### TASK STATEMENT
Go through the entries below and retype them exactly, omitting each picture.

### THE RECORDS
☆ ☆ ☆ ☆ ☆

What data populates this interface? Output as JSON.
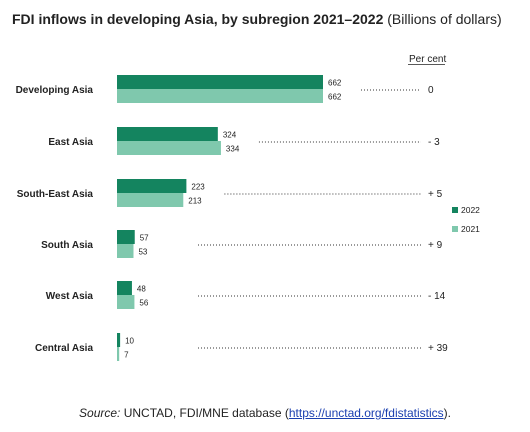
{
  "title_bold": "FDI inflows in developing Asia, by subregion 2021–2022",
  "title_rest": "(Billions of dollars)",
  "per_cent_header": "Per cent",
  "source": {
    "label": "Source:",
    "text": "UNCTAD, FDI/MNE database (",
    "link": "https://unctad.org/fdistatistics",
    "end": ")."
  },
  "colors": {
    "2022": "#14845f",
    "2021": "#7fc8ad",
    "dots": "#333333"
  },
  "chart_data": {
    "type": "bar",
    "orientation": "horizontal",
    "categories": [
      "Developing Asia",
      "East Asia",
      "South-East Asia",
      "South Asia",
      "West Asia",
      "Central Asia"
    ],
    "series": [
      {
        "name": "2022",
        "values": [
          662,
          324,
          223,
          57,
          48,
          10
        ]
      },
      {
        "name": "2021",
        "values": [
          662,
          334,
          213,
          53,
          56,
          7
        ]
      }
    ],
    "percent_change": [
      "0",
      "- 3",
      "+ 5",
      "+ 9",
      "- 14",
      "+ 39"
    ],
    "legend_position": "right",
    "grid": false,
    "xlim": [
      0,
      700
    ]
  }
}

☆ ☆ ☆ ☆ ☆

### FULL ANSWER
What data populates this interface? Output as JSON.
{
  "title_bold": "FDI inflows in developing Asia, by subregion 2021–2022",
  "title_rest": "(Billions of dollars)",
  "per_cent_header": "Per cent",
  "source": {
    "label": "Source:",
    "text": "UNCTAD, FDI/MNE database (",
    "link": "https://unctad.org/fdistatistics",
    "end": ")."
  },
  "colors": {
    "2022": "#14845f",
    "2021": "#7fc8ad",
    "dots": "#333333"
  },
  "chart_data": {
    "type": "bar",
    "orientation": "horizontal",
    "categories": [
      "Developing Asia",
      "East Asia",
      "South-East Asia",
      "South Asia",
      "West Asia",
      "Central Asia"
    ],
    "series": [
      {
        "name": "2022",
        "values": [
          662,
          324,
          223,
          57,
          48,
          10
        ]
      },
      {
        "name": "2021",
        "values": [
          662,
          334,
          213,
          53,
          56,
          7
        ]
      }
    ],
    "percent_change": [
      "0",
      "- 3",
      "+ 5",
      "+ 9",
      "- 14",
      "+ 39"
    ],
    "legend_position": "right",
    "grid": false,
    "xlim": [
      0,
      700
    ]
  }
}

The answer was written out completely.